**The request:** Of all the lines in the material, how many contain the word "image"? State the number alone.

_ _ _ _ _ _ _

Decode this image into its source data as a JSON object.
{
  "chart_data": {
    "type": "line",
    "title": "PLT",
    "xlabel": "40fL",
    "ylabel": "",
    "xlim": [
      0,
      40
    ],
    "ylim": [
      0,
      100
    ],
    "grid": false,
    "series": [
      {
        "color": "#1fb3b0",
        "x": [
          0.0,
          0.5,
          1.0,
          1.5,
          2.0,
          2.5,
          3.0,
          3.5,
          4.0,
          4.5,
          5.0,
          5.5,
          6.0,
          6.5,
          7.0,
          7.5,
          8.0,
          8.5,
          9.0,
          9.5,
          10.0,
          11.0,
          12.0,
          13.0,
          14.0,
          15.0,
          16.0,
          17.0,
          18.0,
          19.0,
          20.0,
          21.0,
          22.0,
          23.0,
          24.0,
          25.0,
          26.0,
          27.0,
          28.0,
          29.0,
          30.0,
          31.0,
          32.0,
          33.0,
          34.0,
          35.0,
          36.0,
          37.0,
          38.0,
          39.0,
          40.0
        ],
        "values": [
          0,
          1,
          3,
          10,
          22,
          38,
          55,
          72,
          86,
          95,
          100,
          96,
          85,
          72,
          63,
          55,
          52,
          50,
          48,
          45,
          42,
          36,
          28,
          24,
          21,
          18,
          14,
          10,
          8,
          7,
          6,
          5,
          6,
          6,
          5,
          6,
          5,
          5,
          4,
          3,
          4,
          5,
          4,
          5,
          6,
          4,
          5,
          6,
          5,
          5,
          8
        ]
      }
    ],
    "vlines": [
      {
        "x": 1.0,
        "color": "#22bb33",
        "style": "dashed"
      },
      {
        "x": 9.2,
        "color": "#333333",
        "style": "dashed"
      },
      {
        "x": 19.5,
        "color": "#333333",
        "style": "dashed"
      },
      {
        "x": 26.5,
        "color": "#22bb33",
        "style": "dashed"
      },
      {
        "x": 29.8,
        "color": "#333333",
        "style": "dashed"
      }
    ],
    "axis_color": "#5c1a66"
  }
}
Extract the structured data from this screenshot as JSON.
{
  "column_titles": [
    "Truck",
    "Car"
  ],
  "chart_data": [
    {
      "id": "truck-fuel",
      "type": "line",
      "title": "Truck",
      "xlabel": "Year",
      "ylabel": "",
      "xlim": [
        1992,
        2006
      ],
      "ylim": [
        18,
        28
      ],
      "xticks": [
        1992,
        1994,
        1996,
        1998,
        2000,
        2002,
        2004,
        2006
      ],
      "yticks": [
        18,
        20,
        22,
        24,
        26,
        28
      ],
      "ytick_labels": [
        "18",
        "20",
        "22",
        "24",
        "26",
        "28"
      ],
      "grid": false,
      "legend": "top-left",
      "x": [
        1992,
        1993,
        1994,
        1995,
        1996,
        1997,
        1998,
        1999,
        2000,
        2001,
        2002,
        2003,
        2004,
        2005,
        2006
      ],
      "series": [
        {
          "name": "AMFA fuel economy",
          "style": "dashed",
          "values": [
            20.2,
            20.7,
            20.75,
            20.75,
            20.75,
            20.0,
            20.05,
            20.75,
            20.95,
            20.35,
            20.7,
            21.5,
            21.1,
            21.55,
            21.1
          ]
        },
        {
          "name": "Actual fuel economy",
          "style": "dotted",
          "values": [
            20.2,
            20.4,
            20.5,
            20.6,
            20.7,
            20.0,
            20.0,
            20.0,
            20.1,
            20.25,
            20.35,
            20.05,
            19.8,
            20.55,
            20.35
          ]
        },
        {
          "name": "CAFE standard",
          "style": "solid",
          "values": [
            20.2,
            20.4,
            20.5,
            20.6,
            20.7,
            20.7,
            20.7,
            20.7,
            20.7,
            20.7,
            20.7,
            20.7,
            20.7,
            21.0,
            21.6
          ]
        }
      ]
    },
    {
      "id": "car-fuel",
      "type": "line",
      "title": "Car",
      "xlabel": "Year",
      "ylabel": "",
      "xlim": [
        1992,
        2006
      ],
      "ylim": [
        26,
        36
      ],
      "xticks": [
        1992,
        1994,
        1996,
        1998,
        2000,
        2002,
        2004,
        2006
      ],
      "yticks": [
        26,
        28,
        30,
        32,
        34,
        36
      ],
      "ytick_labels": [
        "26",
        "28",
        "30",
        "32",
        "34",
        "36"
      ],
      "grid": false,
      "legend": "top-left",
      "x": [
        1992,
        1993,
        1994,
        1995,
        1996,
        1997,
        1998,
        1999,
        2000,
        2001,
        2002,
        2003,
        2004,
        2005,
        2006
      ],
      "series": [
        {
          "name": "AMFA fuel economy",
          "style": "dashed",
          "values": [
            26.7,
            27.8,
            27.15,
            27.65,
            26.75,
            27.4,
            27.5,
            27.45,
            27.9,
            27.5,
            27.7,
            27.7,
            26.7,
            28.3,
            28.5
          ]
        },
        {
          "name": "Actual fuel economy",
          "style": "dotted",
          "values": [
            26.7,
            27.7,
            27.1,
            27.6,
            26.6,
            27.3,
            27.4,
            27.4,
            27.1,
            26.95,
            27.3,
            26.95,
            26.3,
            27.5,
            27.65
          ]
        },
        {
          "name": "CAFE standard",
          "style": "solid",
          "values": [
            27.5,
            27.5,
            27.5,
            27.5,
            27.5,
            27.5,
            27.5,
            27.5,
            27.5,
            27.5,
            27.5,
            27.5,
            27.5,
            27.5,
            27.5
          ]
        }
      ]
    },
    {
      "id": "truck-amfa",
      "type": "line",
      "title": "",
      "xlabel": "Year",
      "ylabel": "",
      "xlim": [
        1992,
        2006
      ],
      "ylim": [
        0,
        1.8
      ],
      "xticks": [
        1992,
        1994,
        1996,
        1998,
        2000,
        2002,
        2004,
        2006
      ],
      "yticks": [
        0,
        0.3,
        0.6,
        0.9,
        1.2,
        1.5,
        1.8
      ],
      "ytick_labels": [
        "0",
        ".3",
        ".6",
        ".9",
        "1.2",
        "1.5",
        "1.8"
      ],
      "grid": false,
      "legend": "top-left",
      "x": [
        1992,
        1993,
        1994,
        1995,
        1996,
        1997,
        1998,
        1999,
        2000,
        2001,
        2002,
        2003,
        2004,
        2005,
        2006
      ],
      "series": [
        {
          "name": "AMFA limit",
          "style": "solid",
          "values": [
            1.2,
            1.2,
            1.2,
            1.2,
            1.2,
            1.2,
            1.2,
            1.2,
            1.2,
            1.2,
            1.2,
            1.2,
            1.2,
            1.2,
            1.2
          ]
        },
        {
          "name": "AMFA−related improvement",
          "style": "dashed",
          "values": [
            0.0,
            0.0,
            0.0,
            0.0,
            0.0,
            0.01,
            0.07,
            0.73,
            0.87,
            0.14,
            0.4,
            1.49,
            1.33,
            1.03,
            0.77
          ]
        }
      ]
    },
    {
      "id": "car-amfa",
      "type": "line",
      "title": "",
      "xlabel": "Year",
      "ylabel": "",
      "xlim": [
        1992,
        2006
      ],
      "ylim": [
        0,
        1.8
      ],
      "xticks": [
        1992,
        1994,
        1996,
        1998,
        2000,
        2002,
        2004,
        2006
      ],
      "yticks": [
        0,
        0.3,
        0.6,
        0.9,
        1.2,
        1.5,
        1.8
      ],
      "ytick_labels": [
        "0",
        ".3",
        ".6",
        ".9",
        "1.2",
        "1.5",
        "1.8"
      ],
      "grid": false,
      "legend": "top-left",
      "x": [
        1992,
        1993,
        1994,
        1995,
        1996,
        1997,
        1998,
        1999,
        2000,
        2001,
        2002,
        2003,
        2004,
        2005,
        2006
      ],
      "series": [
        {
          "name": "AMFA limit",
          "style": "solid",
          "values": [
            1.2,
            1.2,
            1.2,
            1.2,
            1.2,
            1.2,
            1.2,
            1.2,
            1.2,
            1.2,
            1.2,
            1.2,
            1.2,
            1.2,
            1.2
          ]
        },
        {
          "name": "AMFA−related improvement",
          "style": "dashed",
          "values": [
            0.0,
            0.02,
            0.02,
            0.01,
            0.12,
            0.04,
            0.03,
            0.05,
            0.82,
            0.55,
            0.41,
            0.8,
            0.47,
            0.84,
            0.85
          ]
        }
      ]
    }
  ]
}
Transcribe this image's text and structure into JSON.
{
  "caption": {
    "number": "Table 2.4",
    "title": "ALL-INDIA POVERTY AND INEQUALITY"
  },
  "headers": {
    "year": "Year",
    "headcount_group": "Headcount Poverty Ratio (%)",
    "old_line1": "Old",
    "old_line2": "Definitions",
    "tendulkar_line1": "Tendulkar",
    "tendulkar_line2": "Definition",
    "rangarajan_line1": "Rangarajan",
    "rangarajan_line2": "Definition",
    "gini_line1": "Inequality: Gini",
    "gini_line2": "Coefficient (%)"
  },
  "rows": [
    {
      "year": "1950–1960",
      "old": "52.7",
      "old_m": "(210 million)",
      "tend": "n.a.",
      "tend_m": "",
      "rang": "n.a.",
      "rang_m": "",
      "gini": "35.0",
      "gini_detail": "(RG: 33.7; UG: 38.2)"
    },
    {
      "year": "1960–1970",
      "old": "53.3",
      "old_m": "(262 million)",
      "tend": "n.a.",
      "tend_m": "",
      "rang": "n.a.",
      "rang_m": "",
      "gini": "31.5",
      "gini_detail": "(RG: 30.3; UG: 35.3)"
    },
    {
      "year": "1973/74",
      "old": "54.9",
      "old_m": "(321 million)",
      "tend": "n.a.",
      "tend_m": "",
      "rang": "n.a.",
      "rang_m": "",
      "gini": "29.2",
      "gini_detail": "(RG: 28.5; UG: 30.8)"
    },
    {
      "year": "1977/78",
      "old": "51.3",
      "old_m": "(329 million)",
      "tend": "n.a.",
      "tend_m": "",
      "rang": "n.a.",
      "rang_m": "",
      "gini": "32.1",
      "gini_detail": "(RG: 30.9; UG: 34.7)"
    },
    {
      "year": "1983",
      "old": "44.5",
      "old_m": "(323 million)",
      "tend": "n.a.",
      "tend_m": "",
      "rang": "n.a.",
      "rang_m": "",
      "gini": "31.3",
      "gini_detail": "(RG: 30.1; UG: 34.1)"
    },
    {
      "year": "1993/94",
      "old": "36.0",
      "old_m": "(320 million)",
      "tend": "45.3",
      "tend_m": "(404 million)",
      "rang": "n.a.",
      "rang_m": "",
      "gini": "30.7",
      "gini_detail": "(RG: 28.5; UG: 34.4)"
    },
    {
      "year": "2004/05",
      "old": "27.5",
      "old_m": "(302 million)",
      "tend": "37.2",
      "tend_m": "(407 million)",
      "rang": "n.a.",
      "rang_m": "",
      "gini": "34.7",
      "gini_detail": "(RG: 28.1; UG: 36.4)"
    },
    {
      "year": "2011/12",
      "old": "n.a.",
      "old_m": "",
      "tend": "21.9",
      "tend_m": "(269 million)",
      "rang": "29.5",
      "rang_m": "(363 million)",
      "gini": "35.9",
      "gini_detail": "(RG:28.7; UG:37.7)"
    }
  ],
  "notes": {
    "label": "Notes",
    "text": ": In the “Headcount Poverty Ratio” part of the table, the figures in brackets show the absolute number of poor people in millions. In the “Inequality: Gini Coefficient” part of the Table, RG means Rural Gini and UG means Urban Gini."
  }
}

_ _ _ _ _ _ _

**Task output:** 2